From the listing below, tally the lines that include "内部データの消失や故障の原因となります". Return only the total.
* * * * *
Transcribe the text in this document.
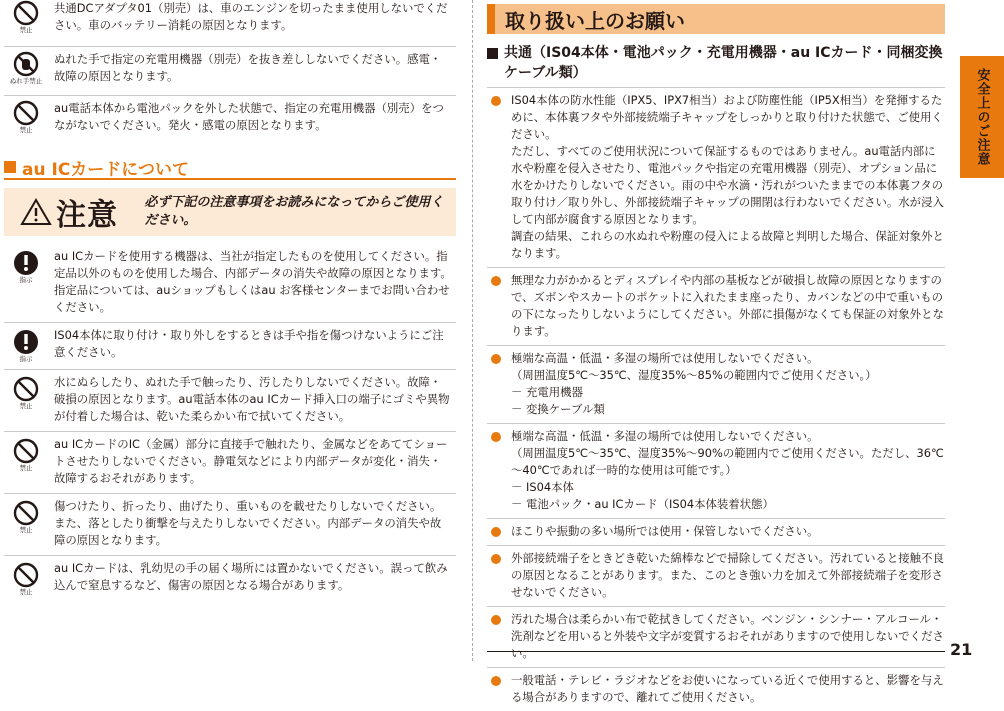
禁止
共通DCアダプタ01（別売）は、車のエンジンを切ったまま使用しないでください。車のバッテリー消耗の原因となります。
ぬれ手禁止
ぬれた手で指定の充電用機器（別売）を抜き差ししないでください。感電・故障の原因となります。
禁止
au電話本体から電池パックを外した状態で、指定の充電用機器（別売）をつながないでください。発火・感電の原因となります。
au ICカードについて
注意 必ず下記の注意事項をお読みになってからご使用ください。
指示
au ICカードを使用する機器は、当社が指定したものを使用してください。指定品以外のものを使用した場合、内部データの消失や故障の原因となります。指定品については、auショップもしくはau お客様センターまでお問い合わせください。
指示
IS04本体に取り付け・取り外しをするときは手や指を傷つけないようにご注意ください。
禁止
水にぬらしたり、ぬれた手で触ったり、汚したりしないでください。故障・破損の原因となります。au電話本体のau ICカード挿入口の端子にゴミや異物が付着した場合は、乾いた柔らかい布で拭いてください。
禁止
au ICカードのIC（金属）部分に直接手で触れたり、金属などをあててショートさせたりしないでください。静電気などにより内部データが変化・消失・故障するおそれがあります。
禁止
傷つけたり、折ったり、曲げたり、重いものを載せたりしないでください。また、落としたり衝撃を与えたりしないでください。内部データの消失や故障の原因となります。
禁止
au ICカードは、乳幼児の手の届く場所には置かないでください。誤って飲み込んで窒息するなど、傷害の原因となる場合があります。
取り扱い上のお願い
共通（IS04本体・電池パック・充電用機器・au ICカード・同梱変換ケーブル類）

IS04本体の防水性能（IPX5、IPX7相当）および防塵性能（IP5X相当）を発揮するために、本体裏フタや外部接続端子キャップをしっかりと取り付けた状態で、ご使用ください。

ただし、すべてのご使用状況について保証するものではありません。au電話内部に水や粉塵を侵入させたり、電池パックや指定の充電用機器（別売）、オプション品に水をかけたりしないでください。雨の中や水滴・汚れがついたままでの本体裏フタの取り付け／取り外し、外部接続端子キャップの開閉は行わないでください。水が浸入して内部が腐食する原因となります。

調査の結果、これらの水ぬれや粉塵の侵入による故障と判明した場合、保証対象外となります。

無理な力がかかるとディスプレイや内部の基板などが破損し故障の原因となりますので、ズボンやスカートのポケットに入れたまま座ったり、カバンなどの中で重いものの下になったりしないようにしてください。外部に損傷がなくても保証の対象外となります。

極端な高温・低温・多湿の場所では使用しないでください。

（周囲温度5℃～35℃、湿度35%～85%の範囲内でご使用ください。）

－ 充電用機器

－ 変換ケーブル類

極端な高温・低温・多湿の場所では使用しないでください。

（周囲温度5℃～35℃、湿度35%～90%の範囲内でご使用ください。ただし、36℃～40℃であれば一時的な使用は可能です。）

－ IS04本体

－ 電池パック・au ICカード（IS04本体装着状態）

ほこりや振動の多い場所では使用・保管しないでください。

外部接続端子をときどき乾いた綿棒などで掃除してください。汚れていると接触不良の原因となることがあります。また、このとき強い力を加えて外部接続端子を変形させないでください。

汚れた場合は柔らかい布で乾拭きしてください。ベンジン・シンナー・アルコール・洗剤などを用いると外装や文字が変質するおそれがありますので使用しないでください。

一般電話・テレビ・ラジオなどをお使いになっている近くで使用すると、影響を与える場合がありますので、離れてご使用ください。

安全上のご注意
21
* * * * *
Solution to the exercise:
2